## Work instructions
Repeat the material exactly as it appears.

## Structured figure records
◆ ◆ ◆ ◆ ◆

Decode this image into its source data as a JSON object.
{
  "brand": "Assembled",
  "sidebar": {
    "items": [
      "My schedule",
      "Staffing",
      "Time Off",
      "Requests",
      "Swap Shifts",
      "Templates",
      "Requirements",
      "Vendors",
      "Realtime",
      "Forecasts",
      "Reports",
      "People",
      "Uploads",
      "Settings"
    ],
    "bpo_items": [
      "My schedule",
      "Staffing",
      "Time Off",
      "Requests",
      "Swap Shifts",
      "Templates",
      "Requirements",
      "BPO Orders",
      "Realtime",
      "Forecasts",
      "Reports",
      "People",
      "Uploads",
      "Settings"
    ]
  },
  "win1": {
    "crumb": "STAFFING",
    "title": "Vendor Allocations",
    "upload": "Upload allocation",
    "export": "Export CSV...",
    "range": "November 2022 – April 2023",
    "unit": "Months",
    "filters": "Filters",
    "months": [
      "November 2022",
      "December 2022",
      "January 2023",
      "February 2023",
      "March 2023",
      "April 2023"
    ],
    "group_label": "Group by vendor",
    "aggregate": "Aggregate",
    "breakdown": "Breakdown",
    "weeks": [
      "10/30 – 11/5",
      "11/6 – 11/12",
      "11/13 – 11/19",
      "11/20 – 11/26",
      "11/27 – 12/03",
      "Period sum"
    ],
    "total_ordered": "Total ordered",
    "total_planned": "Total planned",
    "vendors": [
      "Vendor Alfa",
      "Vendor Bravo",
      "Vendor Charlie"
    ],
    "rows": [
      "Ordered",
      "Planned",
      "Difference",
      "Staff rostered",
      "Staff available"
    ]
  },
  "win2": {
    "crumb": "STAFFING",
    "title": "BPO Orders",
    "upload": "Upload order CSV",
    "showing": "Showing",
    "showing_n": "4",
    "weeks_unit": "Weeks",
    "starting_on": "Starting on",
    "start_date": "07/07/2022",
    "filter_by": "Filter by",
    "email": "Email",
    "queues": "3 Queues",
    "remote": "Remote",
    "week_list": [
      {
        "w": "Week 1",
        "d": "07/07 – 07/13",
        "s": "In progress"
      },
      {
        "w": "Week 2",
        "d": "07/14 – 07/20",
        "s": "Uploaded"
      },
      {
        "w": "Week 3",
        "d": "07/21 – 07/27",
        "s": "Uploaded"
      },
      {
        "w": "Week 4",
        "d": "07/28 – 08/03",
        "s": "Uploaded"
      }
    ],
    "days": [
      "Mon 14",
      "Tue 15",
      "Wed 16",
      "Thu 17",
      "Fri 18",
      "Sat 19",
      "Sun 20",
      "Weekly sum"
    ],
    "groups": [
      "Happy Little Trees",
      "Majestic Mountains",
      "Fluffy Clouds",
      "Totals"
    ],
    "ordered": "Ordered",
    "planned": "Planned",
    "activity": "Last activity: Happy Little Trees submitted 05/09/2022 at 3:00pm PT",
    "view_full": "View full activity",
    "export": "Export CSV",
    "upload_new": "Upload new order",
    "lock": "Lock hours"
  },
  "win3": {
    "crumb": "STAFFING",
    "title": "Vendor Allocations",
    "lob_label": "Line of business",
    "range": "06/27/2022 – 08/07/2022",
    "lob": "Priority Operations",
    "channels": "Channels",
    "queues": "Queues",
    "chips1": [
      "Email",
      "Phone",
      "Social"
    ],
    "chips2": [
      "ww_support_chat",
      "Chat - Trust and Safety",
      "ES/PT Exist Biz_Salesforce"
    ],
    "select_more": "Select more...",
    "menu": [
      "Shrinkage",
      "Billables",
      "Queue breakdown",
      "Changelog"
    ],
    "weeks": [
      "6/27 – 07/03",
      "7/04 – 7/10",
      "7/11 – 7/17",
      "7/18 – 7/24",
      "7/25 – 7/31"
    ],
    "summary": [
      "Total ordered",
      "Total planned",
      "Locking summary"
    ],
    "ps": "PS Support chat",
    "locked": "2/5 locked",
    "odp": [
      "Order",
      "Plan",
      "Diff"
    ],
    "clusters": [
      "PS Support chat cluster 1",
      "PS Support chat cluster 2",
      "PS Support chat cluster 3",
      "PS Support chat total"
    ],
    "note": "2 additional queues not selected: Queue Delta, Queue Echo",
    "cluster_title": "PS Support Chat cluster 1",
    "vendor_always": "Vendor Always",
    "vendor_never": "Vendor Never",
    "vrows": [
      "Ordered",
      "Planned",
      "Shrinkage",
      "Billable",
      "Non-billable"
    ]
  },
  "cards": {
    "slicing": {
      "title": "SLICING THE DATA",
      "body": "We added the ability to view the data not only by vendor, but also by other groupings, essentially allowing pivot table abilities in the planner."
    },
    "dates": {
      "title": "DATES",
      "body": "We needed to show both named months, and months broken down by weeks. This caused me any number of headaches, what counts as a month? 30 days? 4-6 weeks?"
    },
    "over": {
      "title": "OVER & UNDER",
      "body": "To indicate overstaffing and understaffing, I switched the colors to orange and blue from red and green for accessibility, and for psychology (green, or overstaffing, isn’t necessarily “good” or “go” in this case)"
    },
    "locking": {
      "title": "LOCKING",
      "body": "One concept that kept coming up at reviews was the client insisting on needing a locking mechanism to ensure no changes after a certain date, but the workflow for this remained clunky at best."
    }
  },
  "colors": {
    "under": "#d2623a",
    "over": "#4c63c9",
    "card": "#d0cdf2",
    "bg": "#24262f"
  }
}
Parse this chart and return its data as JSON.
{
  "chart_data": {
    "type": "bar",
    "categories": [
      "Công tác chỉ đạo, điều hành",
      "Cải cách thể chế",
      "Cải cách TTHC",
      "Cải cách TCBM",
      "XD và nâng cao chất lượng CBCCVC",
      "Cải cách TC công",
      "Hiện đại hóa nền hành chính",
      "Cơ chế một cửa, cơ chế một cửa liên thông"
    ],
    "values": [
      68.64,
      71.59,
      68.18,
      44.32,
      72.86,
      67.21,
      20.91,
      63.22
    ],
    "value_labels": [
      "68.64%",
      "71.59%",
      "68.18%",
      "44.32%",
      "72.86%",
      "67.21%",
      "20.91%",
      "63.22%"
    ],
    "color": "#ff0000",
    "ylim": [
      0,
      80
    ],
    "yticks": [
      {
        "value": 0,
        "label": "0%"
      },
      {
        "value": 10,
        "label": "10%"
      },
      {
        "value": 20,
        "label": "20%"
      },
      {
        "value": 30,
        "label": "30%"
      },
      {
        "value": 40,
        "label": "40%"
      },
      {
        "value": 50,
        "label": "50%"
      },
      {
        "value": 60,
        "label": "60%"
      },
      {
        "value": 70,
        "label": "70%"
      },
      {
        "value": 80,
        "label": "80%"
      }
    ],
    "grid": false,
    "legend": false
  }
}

◆ ◆ ◆ ◆ ◆

## Full answer
Decode this image into its source data as a JSON object.
{
  "brand": "Assembled",
  "sidebar": {
    "items": [
      "My schedule",
      "Staffing",
      "Time Off",
      "Requests",
      "Swap Shifts",
      "Templates",
      "Requirements",
      "Vendors",
      "Realtime",
      "Forecasts",
      "Reports",
      "People",
      "Uploads",
      "Settings"
    ],
    "bpo_items": [
      "My schedule",
      "Staffing",
      "Time Off",
      "Requests",
      "Swap Shifts",
      "Templates",
      "Requirements",
      "BPO Orders",
      "Realtime",
      "Forecasts",
      "Reports",
      "People",
      "Uploads",
      "Settings"
    ]
  },
  "win1": {
    "crumb": "STAFFING",
    "title": "Vendor Allocations",
    "upload": "Upload allocation",
    "export": "Export CSV...",
    "range": "November 2022 – April 2023",
    "unit": "Months",
    "filters": "Filters",
    "months": [
      "November 2022",
      "December 2022",
      "January 2023",
      "February 2023",
      "March 2023",
      "April 2023"
    ],
    "group_label": "Group by vendor",
    "aggregate": "Aggregate",
    "breakdown": "Breakdown",
    "weeks": [
      "10/30 – 11/5",
      "11/6 – 11/12",
      "11/13 – 11/19",
      "11/20 – 11/26",
      "11/27 – 12/03",
      "Period sum"
    ],
    "total_ordered": "Total ordered",
    "total_planned": "Total planned",
    "vendors": [
      "Vendor Alfa",
      "Vendor Bravo",
      "Vendor Charlie"
    ],
    "rows": [
      "Ordered",
      "Planned",
      "Difference",
      "Staff rostered",
      "Staff available"
    ]
  },
  "win2": {
    "crumb": "STAFFING",
    "title": "BPO Orders",
    "upload": "Upload order CSV",
    "showing": "Showing",
    "showing_n": "4",
    "weeks_unit": "Weeks",
    "starting_on": "Starting on",
    "start_date": "07/07/2022",
    "filter_by": "Filter by",
    "email": "Email",
    "queues": "3 Queues",
    "remote": "Remote",
    "week_list": [
      {
        "w": "Week 1",
        "d": "07/07 – 07/13",
        "s": "In progress"
      },
      {
        "w": "Week 2",
        "d": "07/14 – 07/20",
        "s": "Uploaded"
      },
      {
        "w": "Week 3",
        "d": "07/21 – 07/27",
        "s": "Uploaded"
      },
      {
        "w": "Week 4",
        "d": "07/28 – 08/03",
        "s": "Uploaded"
      }
    ],
    "days": [
      "Mon 14",
      "Tue 15",
      "Wed 16",
      "Thu 17",
      "Fri 18",
      "Sat 19",
      "Sun 20",
      "Weekly sum"
    ],
    "groups": [
      "Happy Little Trees",
      "Majestic Mountains",
      "Fluffy Clouds",
      "Totals"
    ],
    "ordered": "Ordered",
    "planned": "Planned",
    "activity": "Last activity: Happy Little Trees submitted 05/09/2022 at 3:00pm PT",
    "view_full": "View full activity",
    "export": "Export CSV",
    "upload_new": "Upload new order",
    "lock": "Lock hours"
  },
  "win3": {
    "crumb": "STAFFING",
    "title": "Vendor Allocations",
    "lob_label": "Line of business",
    "range": "06/27/2022 – 08/07/2022",
    "lob": "Priority Operations",
    "channels": "Channels",
    "queues": "Queues",
    "chips1": [
      "Email",
      "Phone",
      "Social"
    ],
    "chips2": [
      "ww_support_chat",
      "Chat - Trust and Safety",
      "ES/PT Exist Biz_Salesforce"
    ],
    "select_more": "Select more...",
    "menu": [
      "Shrinkage",
      "Billables",
      "Queue breakdown",
      "Changelog"
    ],
    "weeks": [
      "6/27 – 07/03",
      "7/04 – 7/10",
      "7/11 – 7/17",
      "7/18 – 7/24",
      "7/25 – 7/31"
    ],
    "summary": [
      "Total ordered",
      "Total planned",
      "Locking summary"
    ],
    "ps": "PS Support chat",
    "locked": "2/5 locked",
    "odp": [
      "Order",
      "Plan",
      "Diff"
    ],
    "clusters": [
      "PS Support chat cluster 1",
      "PS Support chat cluster 2",
      "PS Support chat cluster 3",
      "PS Support chat total"
    ],
    "note": "2 additional queues not selected: Queue Delta, Queue Echo",
    "cluster_title": "PS Support Chat cluster 1",
    "vendor_always": "Vendor Always",
    "vendor_never": "Vendor Never",
    "vrows": [
      "Ordered",
      "Planned",
      "Shrinkage",
      "Billable",
      "Non-billable"
    ]
  },
  "cards": {
    "slicing": {
      "title": "SLICING THE DATA",
      "body": "We added the ability to view the data not only by vendor, but also by other groupings, essentially allowing pivot table abilities in the planner."
    },
    "dates": {
      "title": "DATES",
      "body": "We needed to show both named months, and months broken down by weeks. This caused me any number of headaches, what counts as a month? 30 days? 4-6 weeks?"
    },
    "over": {
      "title": "OVER & UNDER",
      "body": "To indicate overstaffing and understaffing, I switched the colors to orange and blue from red and green for accessibility, and for psychology (green, or overstaffing, isn’t necessarily “good” or “go” in this case)"
    },
    "locking": {
      "title": "LOCKING",
      "body": "One concept that kept coming up at reviews was the client insisting on needing a locking mechanism to ensure no changes after a certain date, but the workflow for this remained clunky at best."
    }
  },
  "colors": {
    "under": "#d2623a",
    "over": "#4c63c9",
    "card": "#d0cdf2",
    "bg": "#24262f"
  }
}
Parse this chart and return its data as JSON.
{
  "chart_data": {
    "type": "bar",
    "categories": [
      "Công tác chỉ đạo, điều hành",
      "Cải cách thể chế",
      "Cải cách TTHC",
      "Cải cách TCBM",
      "XD và nâng cao chất lượng CBCCVC",
      "Cải cách TC công",
      "Hiện đại hóa nền hành chính",
      "Cơ chế một cửa, cơ chế một cửa liên thông"
    ],
    "values": [
      68.64,
      71.59,
      68.18,
      44.32,
      72.86,
      67.21,
      20.91,
      63.22
    ],
    "value_labels": [
      "68.64%",
      "71.59%",
      "68.18%",
      "44.32%",
      "72.86%",
      "67.21%",
      "20.91%",
      "63.22%"
    ],
    "color": "#ff0000",
    "ylim": [
      0,
      80
    ],
    "yticks": [
      {
        "value": 0,
        "label": "0%"
      },
      {
        "value": 10,
        "label": "10%"
      },
      {
        "value": 20,
        "label": "20%"
      },
      {
        "value": 30,
        "label": "30%"
      },
      {
        "value": 40,
        "label": "40%"
      },
      {
        "value": 50,
        "label": "50%"
      },
      {
        "value": 60,
        "label": "60%"
      },
      {
        "value": 70,
        "label": "70%"
      },
      {
        "value": 80,
        "label": "80%"
      }
    ],
    "grid": false,
    "legend": false
  }
}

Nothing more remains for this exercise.